What is the number of lines in these entries that include "beni"? Write that number and no other text.
— Begin Record set —
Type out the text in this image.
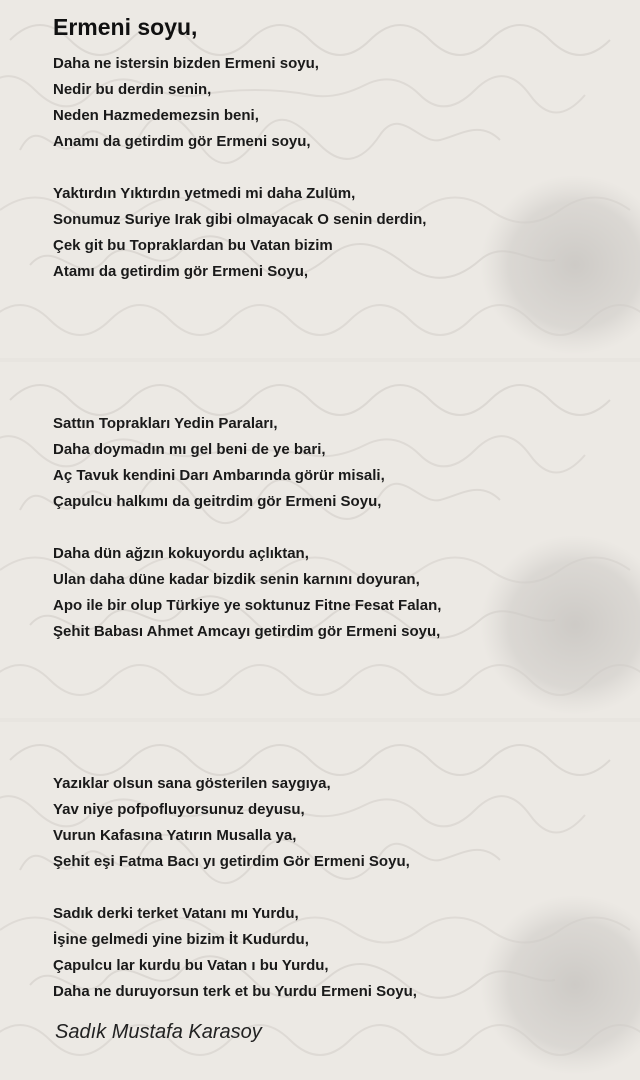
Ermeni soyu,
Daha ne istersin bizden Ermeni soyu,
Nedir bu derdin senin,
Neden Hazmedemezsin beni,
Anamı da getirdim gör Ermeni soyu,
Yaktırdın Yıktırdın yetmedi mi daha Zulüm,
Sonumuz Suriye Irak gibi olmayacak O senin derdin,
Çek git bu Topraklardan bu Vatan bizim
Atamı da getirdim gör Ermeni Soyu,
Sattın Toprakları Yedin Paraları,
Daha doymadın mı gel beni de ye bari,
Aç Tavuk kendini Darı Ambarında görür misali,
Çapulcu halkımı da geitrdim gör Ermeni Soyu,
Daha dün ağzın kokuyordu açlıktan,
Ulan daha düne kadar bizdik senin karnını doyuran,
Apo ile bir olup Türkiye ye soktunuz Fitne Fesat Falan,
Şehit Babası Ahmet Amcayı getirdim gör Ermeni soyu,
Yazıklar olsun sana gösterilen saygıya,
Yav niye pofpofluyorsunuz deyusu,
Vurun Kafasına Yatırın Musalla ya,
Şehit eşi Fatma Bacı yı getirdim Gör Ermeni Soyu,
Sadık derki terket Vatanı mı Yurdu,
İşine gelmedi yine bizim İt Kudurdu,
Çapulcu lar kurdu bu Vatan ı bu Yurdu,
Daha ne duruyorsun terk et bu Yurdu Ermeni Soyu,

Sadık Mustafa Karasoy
— End Record set —
— Begin Record set —
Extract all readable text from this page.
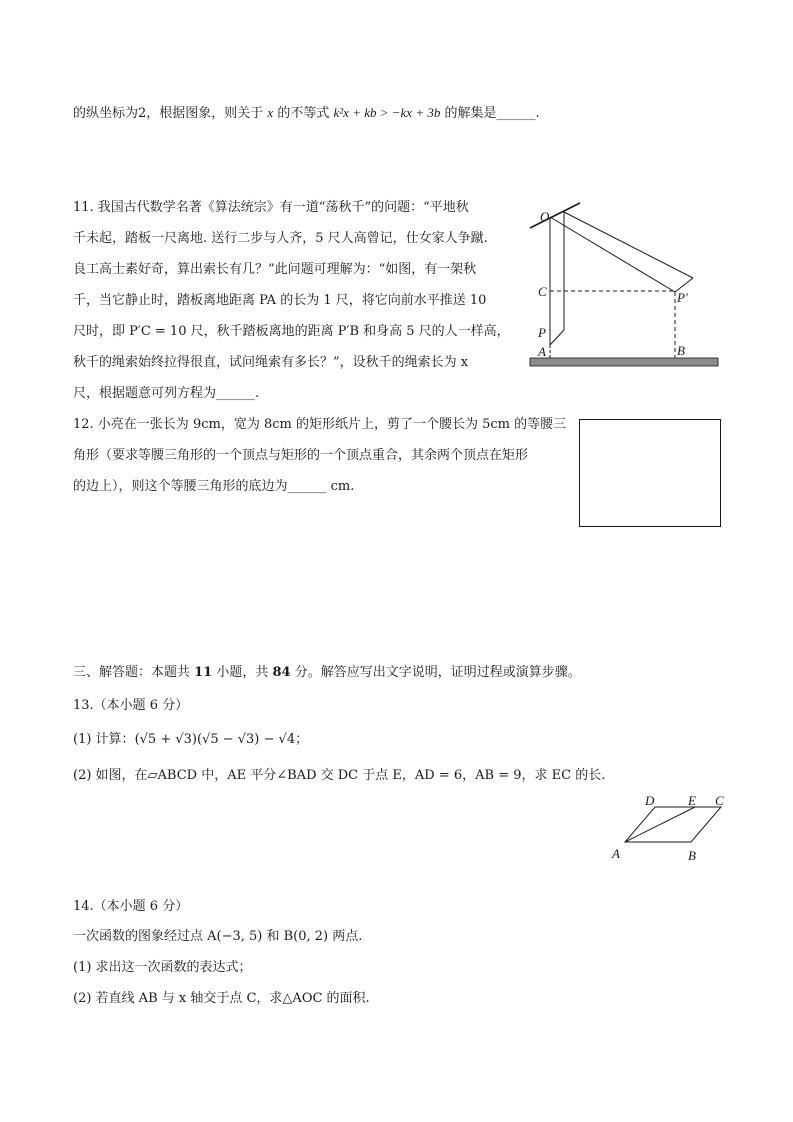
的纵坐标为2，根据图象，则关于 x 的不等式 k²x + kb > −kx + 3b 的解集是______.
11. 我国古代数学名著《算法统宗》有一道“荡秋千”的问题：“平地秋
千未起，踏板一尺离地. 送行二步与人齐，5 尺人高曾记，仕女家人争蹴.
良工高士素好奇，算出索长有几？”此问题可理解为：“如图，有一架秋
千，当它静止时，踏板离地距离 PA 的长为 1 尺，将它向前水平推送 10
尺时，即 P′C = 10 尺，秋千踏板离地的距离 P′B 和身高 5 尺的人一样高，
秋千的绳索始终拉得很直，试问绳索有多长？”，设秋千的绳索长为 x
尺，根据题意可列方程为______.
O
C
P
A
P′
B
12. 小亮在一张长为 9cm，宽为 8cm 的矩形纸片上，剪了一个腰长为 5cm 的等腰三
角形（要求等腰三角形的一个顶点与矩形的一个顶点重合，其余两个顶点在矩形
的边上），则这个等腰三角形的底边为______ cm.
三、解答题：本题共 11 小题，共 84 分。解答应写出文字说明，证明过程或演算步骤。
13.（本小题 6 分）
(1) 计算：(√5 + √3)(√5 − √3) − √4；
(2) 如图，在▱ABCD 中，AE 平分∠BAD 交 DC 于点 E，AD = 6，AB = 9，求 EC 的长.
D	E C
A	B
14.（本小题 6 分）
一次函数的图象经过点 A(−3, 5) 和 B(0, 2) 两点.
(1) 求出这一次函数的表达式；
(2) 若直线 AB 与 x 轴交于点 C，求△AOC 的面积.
— End Record set —
Exercise output: 2